Your task is to locate every line holding the string "Hydrophobicity" and to copy each of them.
-- start of Given information --
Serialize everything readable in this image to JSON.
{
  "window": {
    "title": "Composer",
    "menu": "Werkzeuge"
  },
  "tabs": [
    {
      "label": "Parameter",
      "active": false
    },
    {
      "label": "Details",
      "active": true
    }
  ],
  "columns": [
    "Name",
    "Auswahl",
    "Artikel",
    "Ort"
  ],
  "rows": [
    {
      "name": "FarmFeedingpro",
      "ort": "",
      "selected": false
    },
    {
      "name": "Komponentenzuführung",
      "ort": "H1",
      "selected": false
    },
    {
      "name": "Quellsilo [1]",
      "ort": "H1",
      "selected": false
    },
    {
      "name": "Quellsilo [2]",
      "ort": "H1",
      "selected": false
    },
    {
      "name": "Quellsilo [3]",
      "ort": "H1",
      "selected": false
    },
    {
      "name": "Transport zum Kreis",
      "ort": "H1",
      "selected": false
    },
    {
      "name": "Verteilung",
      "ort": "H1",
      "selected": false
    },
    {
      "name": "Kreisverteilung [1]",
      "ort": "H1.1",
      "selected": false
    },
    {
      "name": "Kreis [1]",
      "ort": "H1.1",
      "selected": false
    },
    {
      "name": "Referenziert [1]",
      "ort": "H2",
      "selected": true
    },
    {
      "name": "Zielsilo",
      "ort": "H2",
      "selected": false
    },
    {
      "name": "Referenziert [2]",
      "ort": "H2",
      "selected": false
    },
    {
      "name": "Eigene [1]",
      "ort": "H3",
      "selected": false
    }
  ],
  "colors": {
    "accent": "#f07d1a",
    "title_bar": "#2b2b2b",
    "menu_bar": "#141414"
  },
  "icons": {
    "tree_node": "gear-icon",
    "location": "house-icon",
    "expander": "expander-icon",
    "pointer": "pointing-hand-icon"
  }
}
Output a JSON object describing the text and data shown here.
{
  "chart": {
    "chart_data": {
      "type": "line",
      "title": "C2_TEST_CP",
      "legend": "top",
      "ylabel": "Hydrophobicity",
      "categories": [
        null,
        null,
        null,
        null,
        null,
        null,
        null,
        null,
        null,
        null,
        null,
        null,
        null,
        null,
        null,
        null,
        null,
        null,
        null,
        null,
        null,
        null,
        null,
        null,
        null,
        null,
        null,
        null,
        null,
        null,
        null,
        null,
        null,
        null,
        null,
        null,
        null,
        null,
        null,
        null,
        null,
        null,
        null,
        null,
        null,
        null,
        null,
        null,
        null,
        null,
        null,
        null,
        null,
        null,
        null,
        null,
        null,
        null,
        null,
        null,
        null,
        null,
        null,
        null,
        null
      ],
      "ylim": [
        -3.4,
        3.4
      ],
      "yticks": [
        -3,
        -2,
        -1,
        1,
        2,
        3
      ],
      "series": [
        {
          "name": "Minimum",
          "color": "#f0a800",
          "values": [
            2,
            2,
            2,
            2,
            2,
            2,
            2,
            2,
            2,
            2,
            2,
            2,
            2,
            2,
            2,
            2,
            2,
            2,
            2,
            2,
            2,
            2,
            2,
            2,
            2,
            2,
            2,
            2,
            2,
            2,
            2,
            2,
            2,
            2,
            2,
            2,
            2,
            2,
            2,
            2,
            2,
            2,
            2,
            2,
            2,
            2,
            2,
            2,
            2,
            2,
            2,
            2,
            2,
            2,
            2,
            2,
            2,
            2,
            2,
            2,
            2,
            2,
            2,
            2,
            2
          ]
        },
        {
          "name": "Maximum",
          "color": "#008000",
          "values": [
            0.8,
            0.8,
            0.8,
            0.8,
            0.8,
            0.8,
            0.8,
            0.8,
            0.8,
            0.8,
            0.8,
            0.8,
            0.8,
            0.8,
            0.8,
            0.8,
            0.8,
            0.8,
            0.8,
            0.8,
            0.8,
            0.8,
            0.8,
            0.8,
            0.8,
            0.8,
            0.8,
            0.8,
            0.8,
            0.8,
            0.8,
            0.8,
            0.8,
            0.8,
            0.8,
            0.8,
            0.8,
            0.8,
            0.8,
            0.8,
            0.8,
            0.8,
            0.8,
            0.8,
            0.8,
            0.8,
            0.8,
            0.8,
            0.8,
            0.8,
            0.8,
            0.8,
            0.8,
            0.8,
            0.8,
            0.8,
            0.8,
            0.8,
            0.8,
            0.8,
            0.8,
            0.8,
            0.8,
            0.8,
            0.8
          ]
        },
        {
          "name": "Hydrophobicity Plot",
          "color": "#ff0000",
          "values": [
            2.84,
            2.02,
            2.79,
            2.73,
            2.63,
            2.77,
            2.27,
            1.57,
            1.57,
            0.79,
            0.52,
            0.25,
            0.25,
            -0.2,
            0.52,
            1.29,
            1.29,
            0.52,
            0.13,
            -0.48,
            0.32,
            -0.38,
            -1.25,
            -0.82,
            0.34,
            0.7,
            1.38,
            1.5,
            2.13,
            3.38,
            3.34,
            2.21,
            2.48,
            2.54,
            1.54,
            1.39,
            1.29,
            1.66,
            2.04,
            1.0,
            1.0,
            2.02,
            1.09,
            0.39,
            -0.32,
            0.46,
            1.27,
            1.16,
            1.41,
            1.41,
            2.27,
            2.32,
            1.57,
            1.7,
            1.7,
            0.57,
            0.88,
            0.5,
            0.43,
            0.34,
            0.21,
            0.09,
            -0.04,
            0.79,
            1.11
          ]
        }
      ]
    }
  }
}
-- end of Given information --
Written answer ->
      "ylabel": "Hydrophobicity",
          "name": "Hydrophobicity Plot",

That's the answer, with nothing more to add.